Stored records
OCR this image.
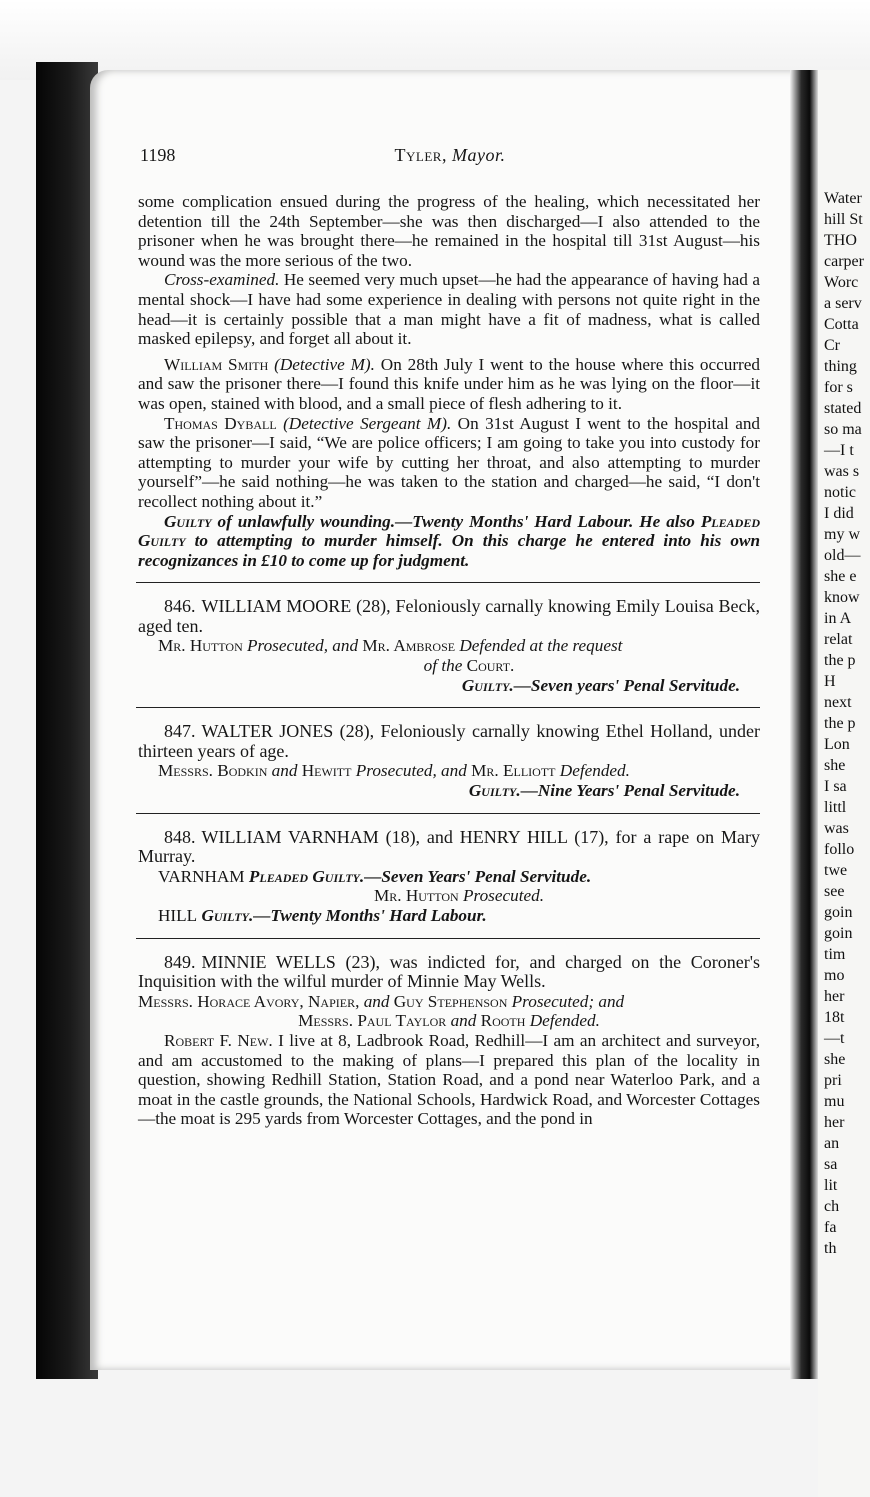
Water
hill St
THO
carper
Worc
a serv
Cotta
Cr
thing
for s
stated
so ma
—I t
was s
notic
I did
my w
old—
she e
know
in A
relat
the p
H
next
the p
Lon
she
I sa
littl
was
follo
twe
see
goin
goin
tim
mo
her
18t
—t
she
pri
mu
her
an
sa
lit
ch
fa
th
1198	Tyler, Mayor.

some complication ensued during the progress of the healing, which necessitated her detention till the 24th September—she was then discharged—I also attended to the prisoner when he was brought there—he remained in the hospital till 31st August—his wound was the more serious of the two.

Cross-examined. He seemed very much upset—he had the appearance of having had a mental shock—I have had some experience in dealing with persons not quite right in the head—it is certainly possible that a man might have a fit of madness, what is called masked epilepsy, and forget all about it.

William Smith (Detective M). On 28th July I went to the house where this occurred and saw the prisoner there—I found this knife under him as he was lying on the floor—it was open, stained with blood, and a small piece of flesh adhering to it.

Thomas Dyball (Detective Sergeant M). On 31st August I went to the hospital and saw the prisoner—I said, “We are police officers; I am going to take you into custody for attempting to murder your wife by cutting her throat, and also attempting to murder yourself”—he said nothing—he was taken to the station and charged—he said, “I don't recollect nothing about it.”

Guilty of unlawfully wounding.—Twenty Months' Hard Labour. He also Pleaded Guilty to attempting to murder himself. On this charge he entered into his own recognizances in £10 to come up for judgment.

846. WILLIAM MOORE (28), Feloniously carnally knowing Emily Louisa Beck, aged ten.

Mr. Hutton Prosecuted, and Mr. Ambrose Defended at the request

of the Court.

Guilty.—Seven years' Penal Servitude.

847. WALTER JONES (28), Feloniously carnally knowing Ethel Holland, under thirteen years of age.

Messrs. Bodkin and Hewitt Prosecuted, and Mr. Elliott Defended.

Guilty.—Nine Years' Penal Servitude.

848. WILLIAM VARNHAM (18), and HENRY HILL (17), for a rape on Mary Murray.

VARNHAM Pleaded Guilty.—Seven Years' Penal Servitude.

Mr. Hutton Prosecuted.

HILL Guilty.—Twenty Months' Hard Labour.

849. MINNIE WELLS (23), was indicted for, and charged on the Coroner's Inquisition with the wilful murder of Minnie May Wells.

Messrs. Horace Avory, Napier, and Guy Stephenson Prosecuted; and

Messrs. Paul Taylor and Rooth Defended.

Robert F. New. I live at 8, Ladbrook Road, Redhill—I am an architect and surveyor, and am accustomed to the making of plans—I prepared this plan of the locality in question, showing Redhill Station, Station Road, and a pond near Waterloo Park, and a moat in the castle grounds, the National Schools, Hardwick Road, and Worcester Cottages—the moat is 295 yards from Worcester Cottages, and the pond in
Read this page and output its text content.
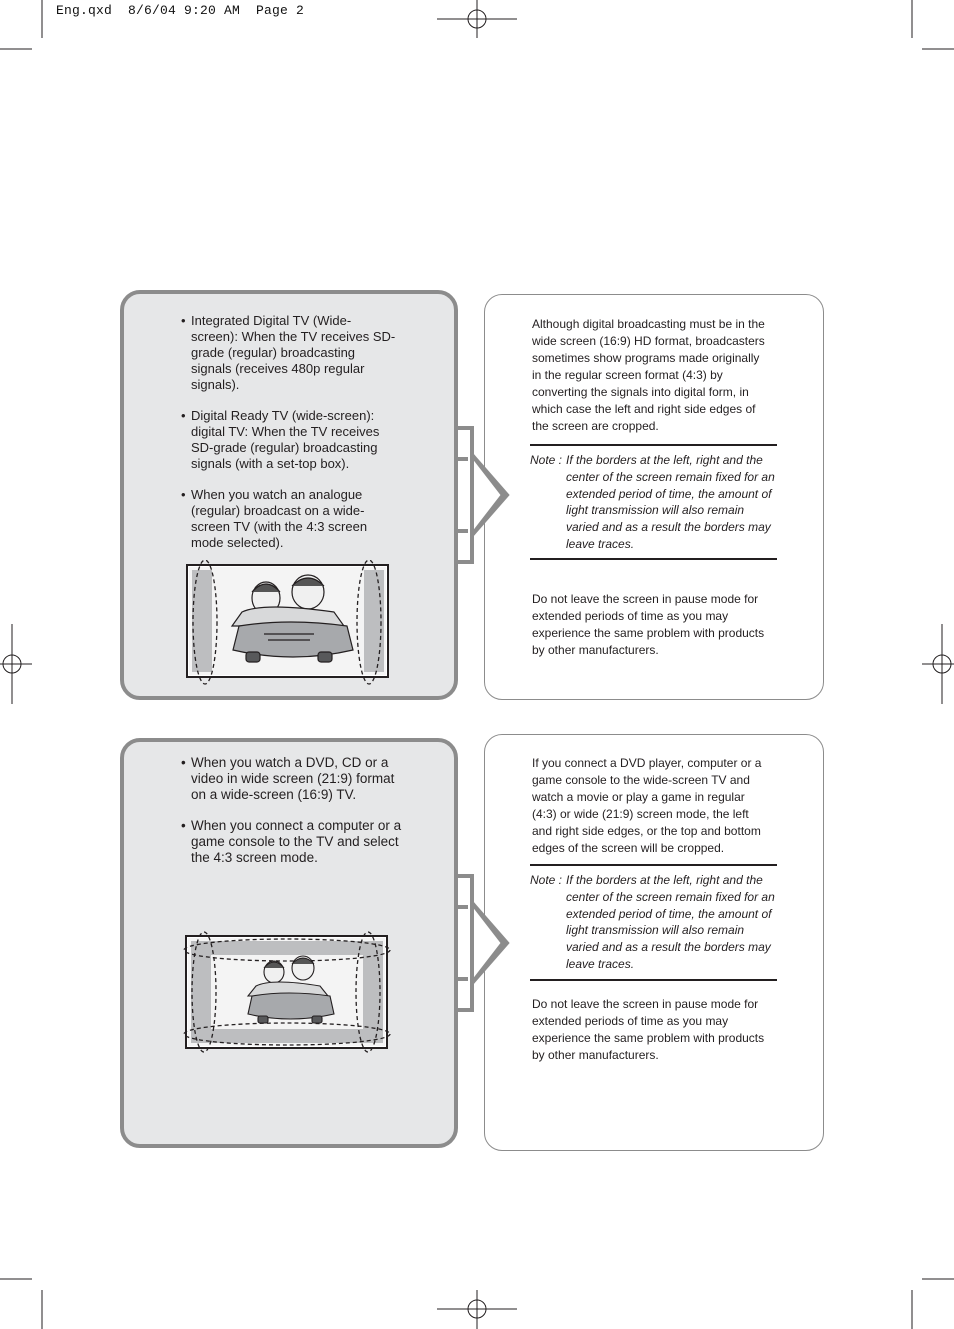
Eng.qxd  8/6/04 9:20 AM  Page 2
• Integrated Digital TV (Wide-screen): When the TV receives SD-grade (regular) broadcasting signals (receives 480p regular signals).
• Digital Ready TV (wide-screen): digital TV: When the TV receives SD-grade (regular) broadcasting signals (with a set-top box).
• When you watch an analogue (regular) broadcast on a wide-screen TV (with the 4:3 screen mode selected).
Although digital broadcasting must be in the wide screen (16:9) HD format, broadcasters sometimes show programs made originally in the regular screen format (4:3) by converting the signals into digital form, in which case the left and right side edges of the screen are cropped.
Note : If the borders at the left, right and the center of the screen remain fixed for an extended period of time, the amount of light transmission will also remain varied and as a result the borders may leave traces.
Do not leave the screen in pause mode for extended periods of time as you may experience the same problem with products by other manufacturers.
• When you watch a DVD, CD or a video in wide screen (21:9) format on a wide-screen (16:9) TV.
• When you connect a computer or a game console to the TV and select the 4:3 screen mode.
If you connect a DVD player, computer or a game console to the wide-screen TV and watch a movie or play a game in regular (4:3) or wide (21:9) screen mode, the left and right side edges, or the top and bottom edges of the screen will be cropped.
Note : If the borders at the left, right and the center of the screen remain fixed for an extended period of time, the amount of light transmission will also remain varied and as a result the borders may leave traces.
Do not leave the screen in pause mode for extended periods of time as you may experience the same problem with products by other manufacturers.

- [Short exercise]:
None of the pictures should appear; repeat the records exactly otherwise.

- [Solution]:
OCR this image.
Water
hill St
THO
carper
Worc
a serv
Cotta
Cr
thing
for s
stated
so ma
—I t
was s
notic
I did
my w
old—
she e
know
in A
relat
the p
H
next
the p
Lon
she
I sa
littl
was
follo
twe
see
goin
goin
tim
mo
her
18t
—t
she
pri
mu
her
an
sa
lit
ch
fa
th
1198	Tyler, Mayor.

some complication ensued during the progress of the healing, which necessitated her detention till the 24th September—she was then discharged—I also attended to the prisoner when he was brought there—he remained in the hospital till 31st August—his wound was the more serious of the two.

Cross-examined. He seemed very much upset—he had the appearance of having had a mental shock—I have had some experience in dealing with persons not quite right in the head—it is certainly possible that a man might have a fit of madness, what is called masked epilepsy, and forget all about it.

William Smith (Detective M). On 28th July I went to the house where this occurred and saw the prisoner there—I found this knife under him as he was lying on the floor—it was open, stained with blood, and a small piece of flesh adhering to it.

Thomas Dyball (Detective Sergeant M). On 31st August I went to the hospital and saw the prisoner—I said, “We are police officers; I am going to take you into custody for attempting to murder your wife by cutting her throat, and also attempting to murder yourself”—he said nothing—he was taken to the station and charged—he said, “I don't recollect nothing about it.”

Guilty of unlawfully wounding.—Twenty Months' Hard Labour. He also Pleaded Guilty to attempting to murder himself. On this charge he entered into his own recognizances in £10 to come up for judgment.

846. WILLIAM MOORE (28), Feloniously carnally knowing Emily Louisa Beck, aged ten.

Mr. Hutton Prosecuted, and Mr. Ambrose Defended at the request

of the Court.

Guilty.—Seven years' Penal Servitude.

847. WALTER JONES (28), Feloniously carnally knowing Ethel Holland, under thirteen years of age.

Messrs. Bodkin and Hewitt Prosecuted, and Mr. Elliott Defended.

Guilty.—Nine Years' Penal Servitude.

848. WILLIAM VARNHAM (18), and HENRY HILL (17), for a rape on Mary Murray.

VARNHAM Pleaded Guilty.—Seven Years' Penal Servitude.

Mr. Hutton Prosecuted.

HILL Guilty.—Twenty Months' Hard Labour.

849. MINNIE WELLS (23), was indicted for, and charged on the Coroner's Inquisition with the wilful murder of Minnie May Wells.

Messrs. Horace Avory, Napier, and Guy Stephenson Prosecuted; and

Messrs. Paul Taylor and Rooth Defended.

Robert F. New. I live at 8, Ladbrook Road, Redhill—I am an architect and surveyor, and am accustomed to the making of plans—I prepared this plan of the locality in question, showing Redhill Station, Station Road, and a pond near Waterloo Park, and a moat in the castle grounds, the National Schools, Hardwick Road, and Worcester Cottages—the moat is 295 yards from Worcester Cottages, and the pond in
Read this page and output its text content.
Eng.qxd  8/6/04 9:20 AM  Page 2
• Integrated Digital TV (Wide-screen): When the TV receives SD-grade (regular) broadcasting signals (receives 480p regular signals).
• Digital Ready TV (wide-screen): digital TV: When the TV receives SD-grade (regular) broadcasting signals (with a set-top box).
• When you watch an analogue (regular) broadcast on a wide-screen TV (with the 4:3 screen mode selected).
Although digital broadcasting must be in the wide screen (16:9) HD format, broadcasters sometimes show programs made originally in the regular screen format (4:3) by converting the signals into digital form, in which case the left and right side edges of the screen are cropped.
Note : If the borders at the left, right and the center of the screen remain fixed for an extended period of time, the amount of light transmission will also remain varied and as a result the borders may leave traces.
Do not leave the screen in pause mode for extended periods of time as you may experience the same problem with products by other manufacturers.
• When you watch a DVD, CD or a video in wide screen (21:9) format on a wide-screen (16:9) TV.
• When you connect a computer or a game console to the TV and select the 4:3 screen mode.
If you connect a DVD player, computer or a game console to the wide-screen TV and watch a movie or play a game in regular (4:3) or wide (21:9) screen mode, the left and right side edges, or the top and bottom edges of the screen will be cropped.
Note : If the borders at the left, right and the center of the screen remain fixed for an extended period of time, the amount of light transmission will also remain varied and as a result the borders may leave traces.
Do not leave the screen in pause mode for extended periods of time as you may experience the same problem with products by other manufacturers.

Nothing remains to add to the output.